- [Direction] Print all entries word for word.

::: Available data

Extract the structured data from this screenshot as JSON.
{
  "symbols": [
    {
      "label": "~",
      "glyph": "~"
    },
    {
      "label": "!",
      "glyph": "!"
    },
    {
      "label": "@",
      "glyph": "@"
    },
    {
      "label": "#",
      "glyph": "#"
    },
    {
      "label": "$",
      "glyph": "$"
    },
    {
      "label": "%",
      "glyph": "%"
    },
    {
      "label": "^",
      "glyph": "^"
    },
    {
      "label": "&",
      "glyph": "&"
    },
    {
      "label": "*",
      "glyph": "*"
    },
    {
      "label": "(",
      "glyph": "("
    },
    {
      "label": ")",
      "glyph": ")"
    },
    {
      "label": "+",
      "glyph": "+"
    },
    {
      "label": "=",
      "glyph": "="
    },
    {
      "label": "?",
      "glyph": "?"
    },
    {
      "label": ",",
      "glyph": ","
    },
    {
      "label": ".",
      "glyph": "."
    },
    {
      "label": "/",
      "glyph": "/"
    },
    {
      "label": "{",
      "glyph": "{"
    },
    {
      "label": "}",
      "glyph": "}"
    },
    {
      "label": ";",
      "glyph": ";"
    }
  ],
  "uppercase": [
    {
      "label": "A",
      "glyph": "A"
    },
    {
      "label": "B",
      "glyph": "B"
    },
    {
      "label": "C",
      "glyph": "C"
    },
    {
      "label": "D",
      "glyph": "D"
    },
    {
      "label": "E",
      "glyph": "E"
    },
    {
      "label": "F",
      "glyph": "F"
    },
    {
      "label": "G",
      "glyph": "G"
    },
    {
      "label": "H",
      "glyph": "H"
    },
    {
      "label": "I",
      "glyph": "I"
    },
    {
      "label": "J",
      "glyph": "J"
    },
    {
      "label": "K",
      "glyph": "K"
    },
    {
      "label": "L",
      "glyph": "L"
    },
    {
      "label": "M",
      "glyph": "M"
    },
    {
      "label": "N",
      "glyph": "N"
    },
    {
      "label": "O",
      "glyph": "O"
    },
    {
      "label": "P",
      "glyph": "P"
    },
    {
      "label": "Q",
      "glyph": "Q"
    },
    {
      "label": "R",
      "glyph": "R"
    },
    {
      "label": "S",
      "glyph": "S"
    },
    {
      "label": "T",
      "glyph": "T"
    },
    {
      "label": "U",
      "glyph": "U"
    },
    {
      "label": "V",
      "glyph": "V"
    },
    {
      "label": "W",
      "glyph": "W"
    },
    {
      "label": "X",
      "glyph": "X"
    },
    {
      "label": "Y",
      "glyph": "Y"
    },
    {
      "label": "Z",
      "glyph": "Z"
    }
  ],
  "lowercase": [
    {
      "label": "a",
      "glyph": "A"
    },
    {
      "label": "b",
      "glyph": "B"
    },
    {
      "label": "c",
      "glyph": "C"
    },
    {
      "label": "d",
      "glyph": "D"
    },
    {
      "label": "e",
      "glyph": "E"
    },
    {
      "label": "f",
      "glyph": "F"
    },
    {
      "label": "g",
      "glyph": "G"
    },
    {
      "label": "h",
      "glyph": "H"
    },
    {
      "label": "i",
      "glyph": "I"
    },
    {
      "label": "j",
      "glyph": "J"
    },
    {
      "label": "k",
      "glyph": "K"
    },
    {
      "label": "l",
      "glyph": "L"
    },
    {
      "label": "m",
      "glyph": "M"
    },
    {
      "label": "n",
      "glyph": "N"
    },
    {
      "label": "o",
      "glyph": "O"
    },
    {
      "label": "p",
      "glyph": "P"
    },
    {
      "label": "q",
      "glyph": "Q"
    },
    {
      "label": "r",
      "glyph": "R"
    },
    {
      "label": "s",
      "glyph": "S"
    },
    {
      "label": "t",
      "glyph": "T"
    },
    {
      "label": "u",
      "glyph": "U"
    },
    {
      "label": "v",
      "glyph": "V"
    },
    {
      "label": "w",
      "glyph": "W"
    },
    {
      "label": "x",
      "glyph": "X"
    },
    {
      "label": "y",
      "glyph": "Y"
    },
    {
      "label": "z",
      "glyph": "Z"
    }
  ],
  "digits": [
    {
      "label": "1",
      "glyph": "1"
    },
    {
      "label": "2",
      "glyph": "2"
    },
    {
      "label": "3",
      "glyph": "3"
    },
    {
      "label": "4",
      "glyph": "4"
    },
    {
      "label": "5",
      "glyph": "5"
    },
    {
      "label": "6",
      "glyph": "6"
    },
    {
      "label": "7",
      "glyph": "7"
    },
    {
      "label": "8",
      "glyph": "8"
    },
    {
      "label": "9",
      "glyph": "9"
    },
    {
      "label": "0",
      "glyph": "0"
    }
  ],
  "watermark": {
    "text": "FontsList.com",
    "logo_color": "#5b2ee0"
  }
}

::::::

- [Output below]
Extract the structured data from this screenshot as JSON.
{
  "symbols": [
    {
      "label": "~",
      "glyph": "~"
    },
    {
      "label": "!",
      "glyph": "!"
    },
    {
      "label": "@",
      "glyph": "@"
    },
    {
      "label": "#",
      "glyph": "#"
    },
    {
      "label": "$",
      "glyph": "$"
    },
    {
      "label": "%",
      "glyph": "%"
    },
    {
      "label": "^",
      "glyph": "^"
    },
    {
      "label": "&",
      "glyph": "&"
    },
    {
      "label": "*",
      "glyph": "*"
    },
    {
      "label": "(",
      "glyph": "("
    },
    {
      "label": ")",
      "glyph": ")"
    },
    {
      "label": "+",
      "glyph": "+"
    },
    {
      "label": "=",
      "glyph": "="
    },
    {
      "label": "?",
      "glyph": "?"
    },
    {
      "label": ",",
      "glyph": ","
    },
    {
      "label": ".",
      "glyph": "."
    },
    {
      "label": "/",
      "glyph": "/"
    },
    {
      "label": "{",
      "glyph": "{"
    },
    {
      "label": "}",
      "glyph": "}"
    },
    {
      "label": ";",
      "glyph": ";"
    }
  ],
  "uppercase": [
    {
      "label": "A",
      "glyph": "A"
    },
    {
      "label": "B",
      "glyph": "B"
    },
    {
      "label": "C",
      "glyph": "C"
    },
    {
      "label": "D",
      "glyph": "D"
    },
    {
      "label": "E",
      "glyph": "E"
    },
    {
      "label": "F",
      "glyph": "F"
    },
    {
      "label": "G",
      "glyph": "G"
    },
    {
      "label": "H",
      "glyph": "H"
    },
    {
      "label": "I",
      "glyph": "I"
    },
    {
      "label": "J",
      "glyph": "J"
    },
    {
      "label": "K",
      "glyph": "K"
    },
    {
      "label": "L",
      "glyph": "L"
    },
    {
      "label": "M",
      "glyph": "M"
    },
    {
      "label": "N",
      "glyph": "N"
    },
    {
      "label": "O",
      "glyph": "O"
    },
    {
      "label": "P",
      "glyph": "P"
    },
    {
      "label": "Q",
      "glyph": "Q"
    },
    {
      "label": "R",
      "glyph": "R"
    },
    {
      "label": "S",
      "glyph": "S"
    },
    {
      "label": "T",
      "glyph": "T"
    },
    {
      "label": "U",
      "glyph": "U"
    },
    {
      "label": "V",
      "glyph": "V"
    },
    {
      "label": "W",
      "glyph": "W"
    },
    {
      "label": "X",
      "glyph": "X"
    },
    {
      "label": "Y",
      "glyph": "Y"
    },
    {
      "label": "Z",
      "glyph": "Z"
    }
  ],
  "lowercase": [
    {
      "label": "a",
      "glyph": "A"
    },
    {
      "label": "b",
      "glyph": "B"
    },
    {
      "label": "c",
      "glyph": "C"
    },
    {
      "label": "d",
      "glyph": "D"
    },
    {
      "label": "e",
      "glyph": "E"
    },
    {
      "label": "f",
      "glyph": "F"
    },
    {
      "label": "g",
      "glyph": "G"
    },
    {
      "label": "h",
      "glyph": "H"
    },
    {
      "label": "i",
      "glyph": "I"
    },
    {
      "label": "j",
      "glyph": "J"
    },
    {
      "label": "k",
      "glyph": "K"
    },
    {
      "label": "l",
      "glyph": "L"
    },
    {
      "label": "m",
      "glyph": "M"
    },
    {
      "label": "n",
      "glyph": "N"
    },
    {
      "label": "o",
      "glyph": "O"
    },
    {
      "label": "p",
      "glyph": "P"
    },
    {
      "label": "q",
      "glyph": "Q"
    },
    {
      "label": "r",
      "glyph": "R"
    },
    {
      "label": "s",
      "glyph": "S"
    },
    {
      "label": "t",
      "glyph": "T"
    },
    {
      "label": "u",
      "glyph": "U"
    },
    {
      "label": "v",
      "glyph": "V"
    },
    {
      "label": "w",
      "glyph": "W"
    },
    {
      "label": "x",
      "glyph": "X"
    },
    {
      "label": "y",
      "glyph": "Y"
    },
    {
      "label": "z",
      "glyph": "Z"
    }
  ],
  "digits": [
    {
      "label": "1",
      "glyph": "1"
    },
    {
      "label": "2",
      "glyph": "2"
    },
    {
      "label": "3",
      "glyph": "3"
    },
    {
      "label": "4",
      "glyph": "4"
    },
    {
      "label": "5",
      "glyph": "5"
    },
    {
      "label": "6",
      "glyph": "6"
    },
    {
      "label": "7",
      "glyph": "7"
    },
    {
      "label": "8",
      "glyph": "8"
    },
    {
      "label": "9",
      "glyph": "9"
    },
    {
      "label": "0",
      "glyph": "0"
    }
  ],
  "watermark": {
    "text": "FontsList.com",
    "logo_color": "#5b2ee0"
  }
}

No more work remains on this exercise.